• _Exercise objective_
Extract every line from the rows below that contains the string "Text".

(Page element annotations)
_ _ _ _ _
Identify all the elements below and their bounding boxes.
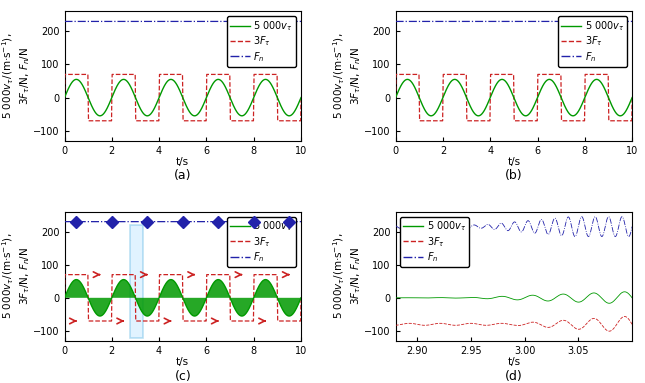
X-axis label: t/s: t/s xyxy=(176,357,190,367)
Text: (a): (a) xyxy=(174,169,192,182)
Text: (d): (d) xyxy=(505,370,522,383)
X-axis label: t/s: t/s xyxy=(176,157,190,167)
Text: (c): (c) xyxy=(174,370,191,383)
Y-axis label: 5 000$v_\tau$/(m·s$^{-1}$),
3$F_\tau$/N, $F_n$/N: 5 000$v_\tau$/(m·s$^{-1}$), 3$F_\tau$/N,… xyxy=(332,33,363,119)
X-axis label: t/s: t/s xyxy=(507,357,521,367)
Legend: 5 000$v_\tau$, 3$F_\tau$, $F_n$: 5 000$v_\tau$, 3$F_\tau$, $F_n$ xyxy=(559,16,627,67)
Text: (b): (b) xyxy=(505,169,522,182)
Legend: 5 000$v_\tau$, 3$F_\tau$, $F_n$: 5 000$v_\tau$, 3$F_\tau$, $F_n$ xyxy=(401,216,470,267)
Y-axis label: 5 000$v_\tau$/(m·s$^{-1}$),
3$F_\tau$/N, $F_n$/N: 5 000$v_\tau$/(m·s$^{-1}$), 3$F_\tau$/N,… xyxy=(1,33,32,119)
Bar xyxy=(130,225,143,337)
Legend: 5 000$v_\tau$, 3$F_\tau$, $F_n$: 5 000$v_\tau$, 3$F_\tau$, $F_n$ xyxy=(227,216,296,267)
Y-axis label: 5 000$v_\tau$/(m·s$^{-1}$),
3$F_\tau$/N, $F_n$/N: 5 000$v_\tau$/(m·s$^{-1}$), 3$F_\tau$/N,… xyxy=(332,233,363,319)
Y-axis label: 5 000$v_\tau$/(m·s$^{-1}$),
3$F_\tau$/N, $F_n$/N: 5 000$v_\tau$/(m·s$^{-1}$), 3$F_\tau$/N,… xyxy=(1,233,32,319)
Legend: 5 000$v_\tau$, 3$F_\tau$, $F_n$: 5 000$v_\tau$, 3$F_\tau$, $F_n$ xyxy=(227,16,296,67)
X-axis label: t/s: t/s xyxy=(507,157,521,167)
_ _ _ _ _
• _Written solution_
Text: (a): (a) xyxy=(174,169,192,182)
Text: (d): (d) xyxy=(505,370,522,383)
Text: (c): (c) xyxy=(174,370,191,383)
Text: (b): (b) xyxy=(505,169,522,182)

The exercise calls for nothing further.